TEXTO DE ORIGEM
########################################

Entendemos por movimentos sociais mobilizações de grupos sociais que produzem senso de pertencimento e objetivos gerados por insatisfação social (demandas, necessidades, interesses, etc.) com determinada situação social (VIANA, 2016a). Alguns dos movimentos sociais que mais se destacam são o feminino, negro, estudantil e o ecológico. Os movimentos sociais, portanto, se distinguem dos movimentos de classes sociais (VIANA, 2016b), das organizações mobilizadoras (VIANA, 2017a), entre outros fenômenos semelhantes ou relacionados. Também se distinguem de manifestações e protestos (COSTA, 2016). Para entender isso, é necessário enfatizar que se trata de movimentos de grupos sociais e que são os indivíduos ativistas destes que compõem os movimentos sociais. Os movimentos sociais, no entanto, não são homogêneos, possuem divisões e subdivisões (de classe, cultura, sexo, raça, tendências, organizações, concepções). É fundamental distinguir entre o movimento social e suas ramificações. O movimento feminino, por exemplo, é composto por diversas tendências (orientações políticas), concepções (ideologias, doutrinas), organizações, etc. O sufragismo não é “um” ou “o” movimento feminino e sim uma ramificação do mesmo, assim como o feminismo liberal de Betty Friedan e o feminismo existencialista de Simone de Beauvoir são ramificações do mesmo.

Sendo assim, alguns fenômenos abordados como “movimentos sociais” não constituem efetivamente movimentos sociais. A análise de fenômenos como os Indignados, Ocuppy Walt Street, entre outros (CASTELLS, 2013; GOHN, 2013) realiza uma confusão entre mobilização e movimentos sociais. Ao confundir fluxos de protestos e movimentos sociais, perde-se de vista a diferença entre o esporádico e conjuntural e o permanente e estrutural.

########################################

DADOS FORNECIDOS

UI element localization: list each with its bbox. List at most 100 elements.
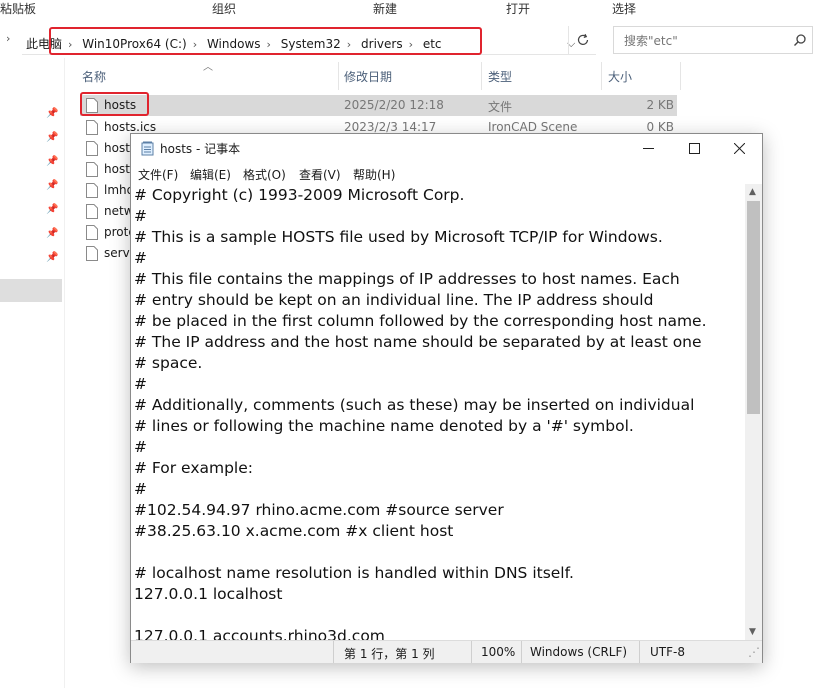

########################################

SEU OBJETIVO
Por favor, indique se cada afirmação abaixo está de acordo com o texto sobre movimentos sociais, respondendo sim ou não e citando literalmente as palavras do texto que decidem a questão.
(a) O sufragismo é uma ramificação do movimento feminino.
(b) Os movimentos sociais são homogêneos.
(c) Os movimentos sociais são o mesmo que manifestações e protestos.
Baseie-se apenas no texto sobre movimentos sociais.

A RESPOSTA
(a) Sim: "O sufragismo não é “um” ou “o” movimento feminino e sim uma ramificação do mesmo"
(b) Não: "Os movimentos sociais, no entanto, não são homogêneos"
(c) Não: "Também se distinguem de manifestações e protestos"